Stated goal → Locate the word "Unsicherheit" in the material, then show every line that holds it.

Data for processing →

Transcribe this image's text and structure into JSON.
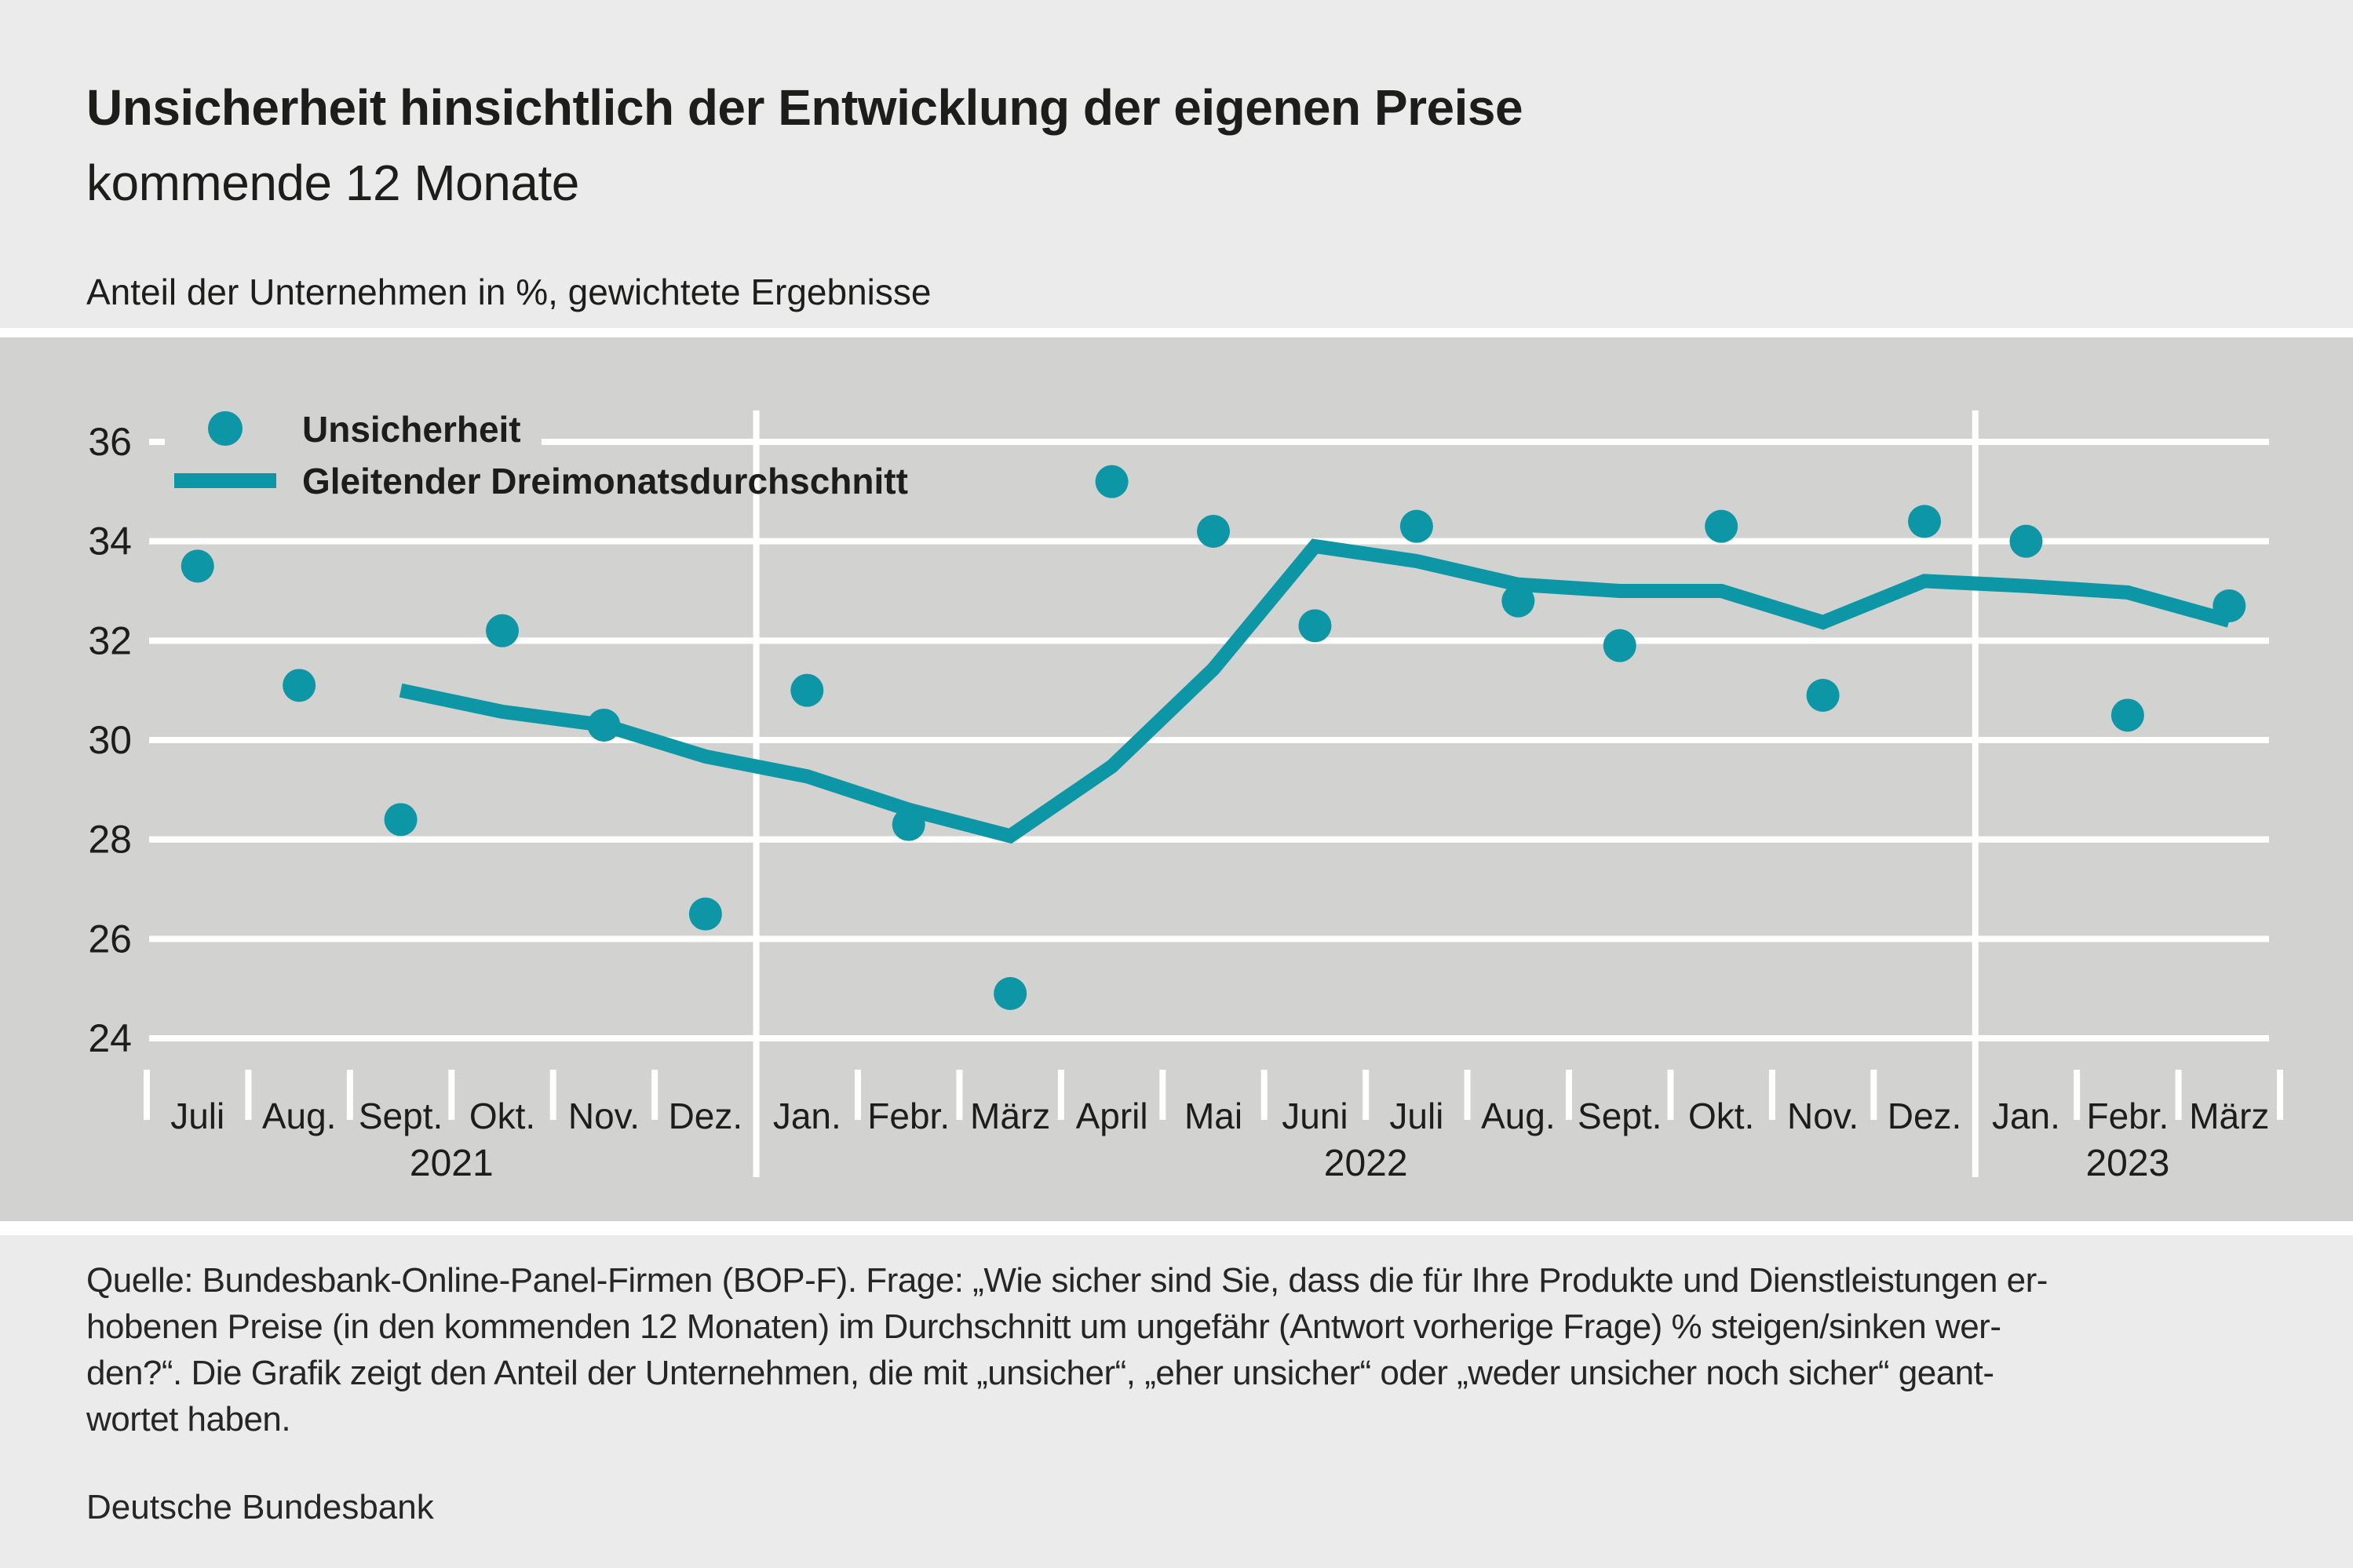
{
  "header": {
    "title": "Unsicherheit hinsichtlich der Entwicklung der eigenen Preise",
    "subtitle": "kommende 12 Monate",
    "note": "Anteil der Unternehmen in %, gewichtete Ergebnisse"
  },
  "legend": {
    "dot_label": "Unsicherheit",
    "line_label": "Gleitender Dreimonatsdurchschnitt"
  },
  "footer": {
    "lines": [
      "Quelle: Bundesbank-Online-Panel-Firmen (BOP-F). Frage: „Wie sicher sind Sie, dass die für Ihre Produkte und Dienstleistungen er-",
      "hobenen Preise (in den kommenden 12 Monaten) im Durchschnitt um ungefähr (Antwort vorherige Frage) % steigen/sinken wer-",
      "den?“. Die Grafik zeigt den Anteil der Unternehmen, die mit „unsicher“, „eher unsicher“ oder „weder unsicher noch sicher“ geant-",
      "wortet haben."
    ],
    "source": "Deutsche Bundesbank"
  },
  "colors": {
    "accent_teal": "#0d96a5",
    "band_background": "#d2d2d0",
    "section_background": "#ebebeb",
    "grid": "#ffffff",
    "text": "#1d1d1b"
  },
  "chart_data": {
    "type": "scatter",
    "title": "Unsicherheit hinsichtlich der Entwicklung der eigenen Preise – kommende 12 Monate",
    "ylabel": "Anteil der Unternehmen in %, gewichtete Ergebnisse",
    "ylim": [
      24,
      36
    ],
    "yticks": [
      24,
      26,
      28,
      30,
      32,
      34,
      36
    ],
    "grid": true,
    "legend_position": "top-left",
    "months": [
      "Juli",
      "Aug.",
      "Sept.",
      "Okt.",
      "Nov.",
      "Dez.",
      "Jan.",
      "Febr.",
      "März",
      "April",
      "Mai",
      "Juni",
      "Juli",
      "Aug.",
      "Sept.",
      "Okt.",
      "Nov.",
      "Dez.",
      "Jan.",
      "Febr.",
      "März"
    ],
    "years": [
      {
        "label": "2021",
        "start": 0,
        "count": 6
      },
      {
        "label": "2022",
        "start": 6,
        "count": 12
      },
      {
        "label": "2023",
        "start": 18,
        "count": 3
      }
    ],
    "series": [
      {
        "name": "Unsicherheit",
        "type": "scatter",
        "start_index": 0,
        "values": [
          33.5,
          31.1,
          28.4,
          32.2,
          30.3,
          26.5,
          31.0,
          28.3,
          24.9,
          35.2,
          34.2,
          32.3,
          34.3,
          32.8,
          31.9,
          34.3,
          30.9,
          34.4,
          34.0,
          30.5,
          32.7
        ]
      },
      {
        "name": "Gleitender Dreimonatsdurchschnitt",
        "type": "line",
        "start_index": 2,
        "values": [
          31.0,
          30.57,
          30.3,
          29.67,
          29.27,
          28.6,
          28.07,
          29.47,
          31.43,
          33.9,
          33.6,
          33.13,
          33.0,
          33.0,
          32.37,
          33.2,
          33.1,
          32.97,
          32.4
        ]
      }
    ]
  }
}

Correct response →
    "title": "Unsicherheit hinsichtlich der Entwicklung der eigenen Preise",
    "dot_label": "Unsicherheit",
    "title": "Unsicherheit hinsichtlich der Entwicklung der eigenen Preise – kommende 12 Monate",
        "name": "Unsicherheit",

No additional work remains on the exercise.